:: Your goal ::
Output solely the number of lines containing the string "values".

:: Material provided ::
################
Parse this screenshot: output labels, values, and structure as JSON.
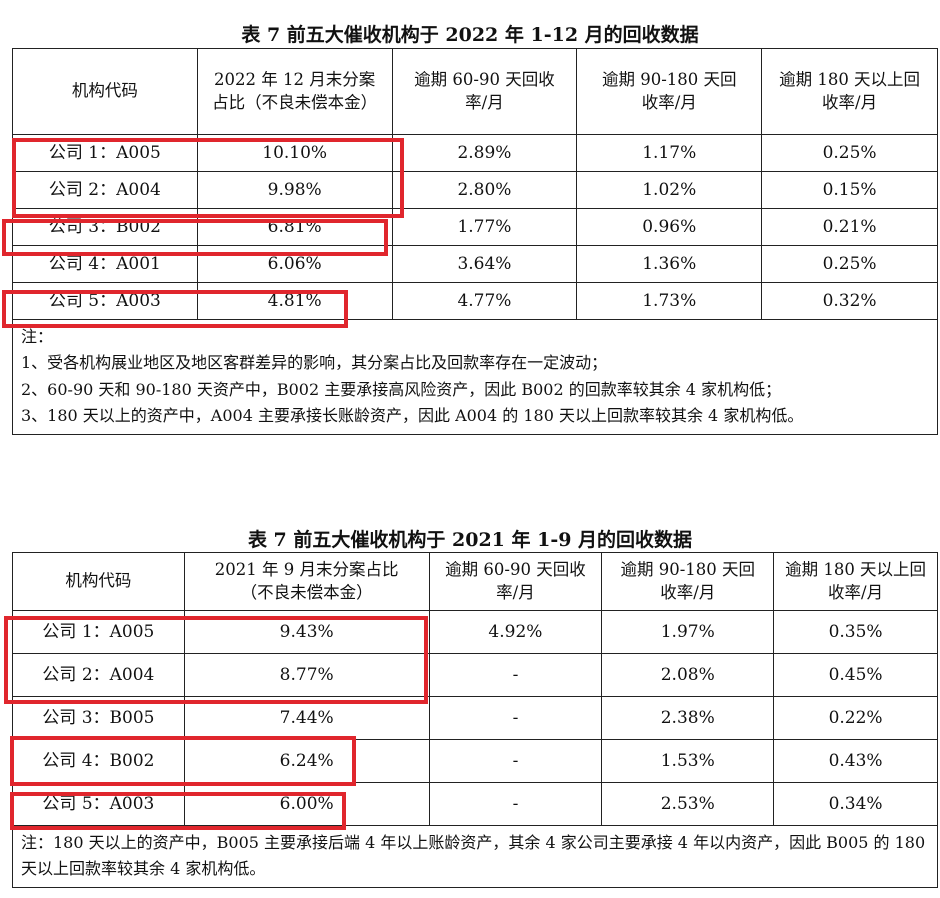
{
  "table1": {
    "title": "表 7 前五大催收机构于 2022 年 1-12 月的回收数据",
    "headers": [
      "机构代码",
      "2022 年 12 月末分案占比（不良未偿本金）",
      "逾期 60-90 天回收率/月",
      "逾期 90-180 天回收率/月",
      "逾期 180 天以上回收率/月"
    ],
    "rows": [
      [
        "公司 1：A005",
        "10.10%",
        "2.89%",
        "1.17%",
        "0.25%"
      ],
      [
        "公司 2：A004",
        "9.98%",
        "2.80%",
        "1.02%",
        "0.15%"
      ],
      [
        "公司 3：B002",
        "6.81%",
        "1.77%",
        "0.96%",
        "0.21%"
      ],
      [
        "公司 4：A001",
        "6.06%",
        "3.64%",
        "1.36%",
        "0.25%"
      ],
      [
        "公司 5：A003",
        "4.81%",
        "4.77%",
        "1.73%",
        "0.32%"
      ]
    ],
    "notes": [
      "注：",
      "1、受各机构展业地区及地区客群差异的影响，其分案占比及回款率存在一定波动；",
      "2、60-90 天和 90-180 天资产中，B002 主要承接高风险资产，因此 B002 的回款率较其余 4 家机构低；",
      "3、180 天以上的资产中，A004 主要承接长账龄资产，因此 A004 的 180 天以上回款率较其余 4 家机构低。"
    ]
  },
  "table2": {
    "title": "表 7 前五大催收机构于 2021 年 1-9 月的回收数据",
    "headers": [
      "机构代码",
      "2021 年 9 月末分案占比（不良未偿本金）",
      "逾期 60-90 天回收率/月",
      "逾期 90-180 天回收率/月",
      "逾期 180 天以上回收率/月"
    ],
    "rows": [
      [
        "公司 1：A005",
        "9.43%",
        "4.92%",
        "1.97%",
        "0.35%"
      ],
      [
        "公司 2：A004",
        "8.77%",
        "-",
        "2.08%",
        "0.45%"
      ],
      [
        "公司 3：B005",
        "7.44%",
        "-",
        "2.38%",
        "0.22%"
      ],
      [
        "公司 4：B002",
        "6.24%",
        "-",
        "1.53%",
        "0.43%"
      ],
      [
        "公司 5：A003",
        "6.00%",
        "-",
        "2.53%",
        "0.34%"
      ]
    ],
    "note": "注：180 天以上的资产中，B005 主要承接后端 4 年以上账龄资产，其余 4 家公司主要承接 4 年以内资产，因此 B005 的 180 天以上回款率较其余 4 家机构低。"
  },
  "highlight_color": "#e0262d"
}
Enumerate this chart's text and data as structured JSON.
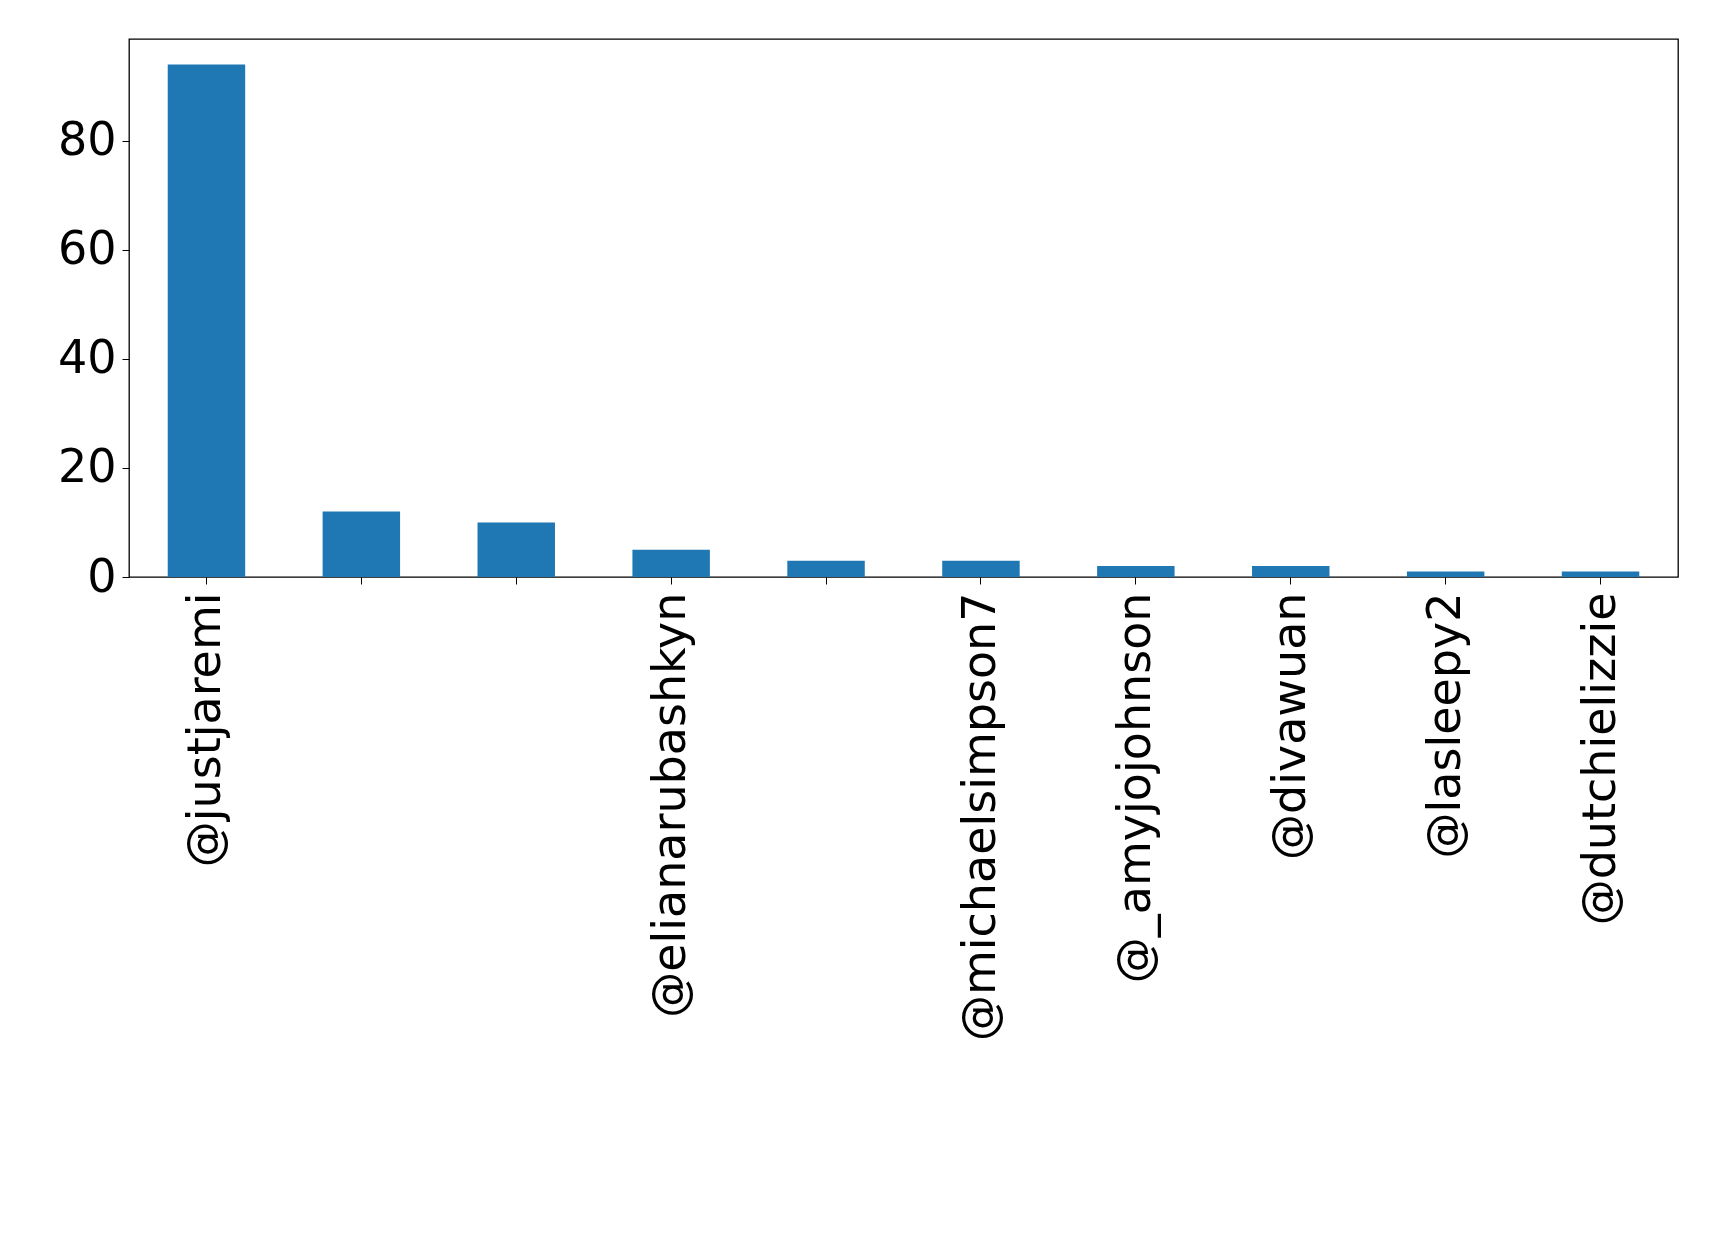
{
  "chart_data": {
    "type": "bar",
    "categories": [
      "@justjaremi",
      null,
      null,
      "@elianarubashkyn",
      null,
      "@michaelsimpson7",
      "@_amyjojohnson",
      "@divawuan",
      "@lasleepy2",
      "@dutchielizzie"
    ],
    "values": [
      94,
      12,
      10,
      5,
      3,
      3,
      2,
      2,
      1,
      1
    ],
    "color": "#1f77b4",
    "ylim": [
      0,
      98.7
    ],
    "yticks": [
      0,
      20,
      40,
      60,
      80
    ],
    "grid": false
  }
}
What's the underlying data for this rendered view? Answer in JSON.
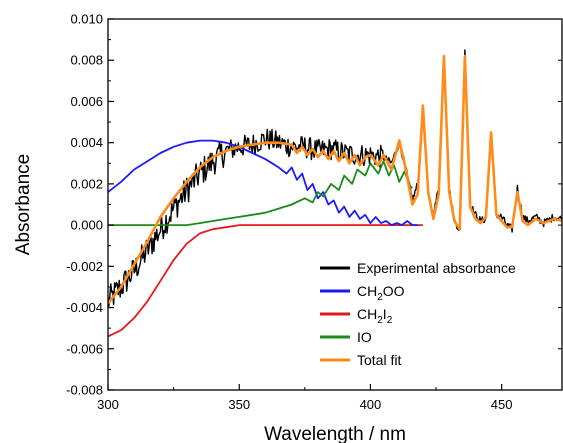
{
  "chart_data": {
    "type": "line",
    "xlabel": "Wavelength / nm",
    "ylabel": "Absorbance",
    "xlim": [
      300,
      473
    ],
    "ylim": [
      -0.008,
      0.01
    ],
    "xticks": [
      300,
      350,
      400,
      450
    ],
    "xtick_labels": [
      "300",
      "350",
      "400",
      "450"
    ],
    "yticks": [
      -0.008,
      -0.006,
      -0.004,
      -0.002,
      0.0,
      0.002,
      0.004,
      0.006,
      0.008,
      0.01
    ],
    "ytick_labels": [
      "-0.008",
      "-0.006",
      "-0.004",
      "-0.002",
      "0.000",
      "0.002",
      "0.004",
      "0.006",
      "0.008",
      "0.010"
    ],
    "grid": false,
    "legend_position": "bottom-right",
    "legend": [
      {
        "label": "Experimental absorbance",
        "sub": "",
        "tail": ""
      },
      {
        "label": "CH",
        "sub": "2",
        "tail": "OO"
      },
      {
        "label": "CH",
        "sub": "2",
        "tail": "I2"
      },
      {
        "label": "IO",
        "sub": "",
        "tail": ""
      },
      {
        "label": "Total fit",
        "sub": "",
        "tail": ""
      }
    ],
    "series": [
      {
        "name": "Experimental absorbance",
        "color": "#000000",
        "noisy": true,
        "x": [
          300,
          305,
          310,
          315,
          320,
          325,
          330,
          335,
          340,
          345,
          350,
          355,
          360,
          365,
          370,
          375,
          380,
          385,
          390,
          395,
          400,
          405,
          408,
          411,
          413,
          416,
          418,
          420,
          422,
          424,
          426,
          428,
          430,
          432,
          434,
          436,
          438,
          440,
          442,
          444,
          446,
          448,
          450,
          452,
          454,
          456,
          458,
          460,
          463,
          466,
          470,
          473
        ],
        "y": [
          -0.0037,
          -0.003,
          -0.0022,
          -0.0012,
          -0.0002,
          0.0008,
          0.0017,
          0.0025,
          0.0031,
          0.0036,
          0.0038,
          0.0039,
          0.0042,
          0.004,
          0.0038,
          0.0038,
          0.0036,
          0.0037,
          0.0035,
          0.0034,
          0.0034,
          0.0033,
          0.003,
          0.004,
          0.003,
          0.0012,
          0.002,
          0.0054,
          0.0015,
          0.0005,
          0.0018,
          0.0083,
          0.0018,
          0.0002,
          -0.0002,
          0.0084,
          0.001,
          0.0005,
          0.0002,
          0.0003,
          0.0046,
          0.0005,
          0.0004,
          0.0,
          -0.0002,
          0.0018,
          0.0004,
          0.0002,
          0.0004,
          0.0001,
          0.0004,
          0.0003
        ]
      },
      {
        "name": "CH2OO",
        "color": "#1a1aff",
        "noisy": false,
        "x": [
          300,
          305,
          310,
          315,
          320,
          325,
          330,
          335,
          340,
          345,
          350,
          355,
          360,
          365,
          368,
          370,
          372,
          374,
          376,
          378,
          380,
          382,
          384,
          386,
          388,
          390,
          392,
          394,
          396,
          398,
          400,
          402,
          404,
          406,
          408,
          410,
          412,
          414,
          416,
          418
        ],
        "y": [
          0.0016,
          0.0021,
          0.0027,
          0.0031,
          0.0035,
          0.0038,
          0.004,
          0.0041,
          0.0041,
          0.004,
          0.0038,
          0.0035,
          0.0032,
          0.0028,
          0.0025,
          0.0028,
          0.0022,
          0.0025,
          0.0017,
          0.002,
          0.0013,
          0.0016,
          0.001,
          0.0012,
          0.0006,
          0.0009,
          0.0004,
          0.0007,
          0.0003,
          0.0005,
          0.0001,
          0.0004,
          0.0001,
          0.0002,
          0.0,
          0.0001,
          0.0,
          0.0002,
          0.0,
          0.0
        ]
      },
      {
        "name": "CH2I2",
        "color": "#e31a1c",
        "noisy": false,
        "x": [
          300,
          305,
          310,
          315,
          320,
          325,
          330,
          335,
          340,
          345,
          350,
          355,
          360,
          370,
          380,
          390,
          400,
          410,
          420
        ],
        "y": [
          -0.0054,
          -0.0051,
          -0.0045,
          -0.0037,
          -0.0027,
          -0.0017,
          -0.0009,
          -0.0004,
          -0.0002,
          -0.0001,
          0.0,
          0.0,
          0.0,
          0.0,
          0.0,
          0.0,
          0.0,
          0.0,
          0.0
        ]
      },
      {
        "name": "IO",
        "color": "#1a8a1a",
        "noisy": false,
        "x": [
          300,
          320,
          330,
          335,
          340,
          345,
          350,
          355,
          360,
          365,
          370,
          375,
          378,
          380,
          382,
          385,
          388,
          390,
          393,
          395,
          398,
          400,
          403,
          405,
          407,
          409,
          411,
          413,
          415,
          416
        ],
        "y": [
          0.0,
          0.0,
          0.0,
          0.0001,
          0.0002,
          0.0003,
          0.0004,
          0.0005,
          0.0006,
          0.0008,
          0.001,
          0.0013,
          0.0011,
          0.0016,
          0.0014,
          0.002,
          0.0017,
          0.0024,
          0.002,
          0.0027,
          0.0024,
          0.003,
          0.0025,
          0.0031,
          0.0024,
          0.0029,
          0.0021,
          0.0026,
          0.0019,
          0.0018
        ]
      },
      {
        "name": "Total fit",
        "color": "#ff8c1a",
        "noisy": false,
        "x": [
          300,
          305,
          310,
          315,
          320,
          325,
          330,
          335,
          340,
          345,
          350,
          355,
          360,
          365,
          370,
          372,
          374,
          376,
          378,
          380,
          382,
          384,
          386,
          388,
          390,
          392,
          394,
          396,
          398,
          400,
          403,
          405,
          408,
          411,
          413,
          416,
          418,
          420,
          422,
          424,
          426,
          428,
          430,
          432,
          434,
          436,
          438,
          440,
          442,
          444,
          446,
          448,
          450,
          452,
          454,
          456,
          458,
          460,
          463,
          466,
          470,
          473
        ],
        "y": [
          -0.0038,
          -0.003,
          -0.0019,
          -0.0008,
          0.0004,
          0.0013,
          0.0021,
          0.0028,
          0.0033,
          0.0036,
          0.0038,
          0.0039,
          0.004,
          0.004,
          0.0039,
          0.0035,
          0.0038,
          0.0034,
          0.0037,
          0.0033,
          0.0036,
          0.0032,
          0.0036,
          0.0031,
          0.0035,
          0.003,
          0.0034,
          0.0029,
          0.0033,
          0.0034,
          0.0029,
          0.0034,
          0.0027,
          0.0041,
          0.003,
          0.001,
          0.0015,
          0.0058,
          0.0016,
          0.0003,
          0.0015,
          0.0082,
          0.0016,
          0.0002,
          -0.0002,
          0.0082,
          0.0009,
          0.0003,
          0.0001,
          0.0004,
          0.0045,
          0.0005,
          0.0002,
          -0.0001,
          -0.0001,
          0.0016,
          0.0002,
          0.0,
          0.0003,
          0.0001,
          0.0003,
          0.0002
        ]
      }
    ]
  }
}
################
:: Output for this task ::
2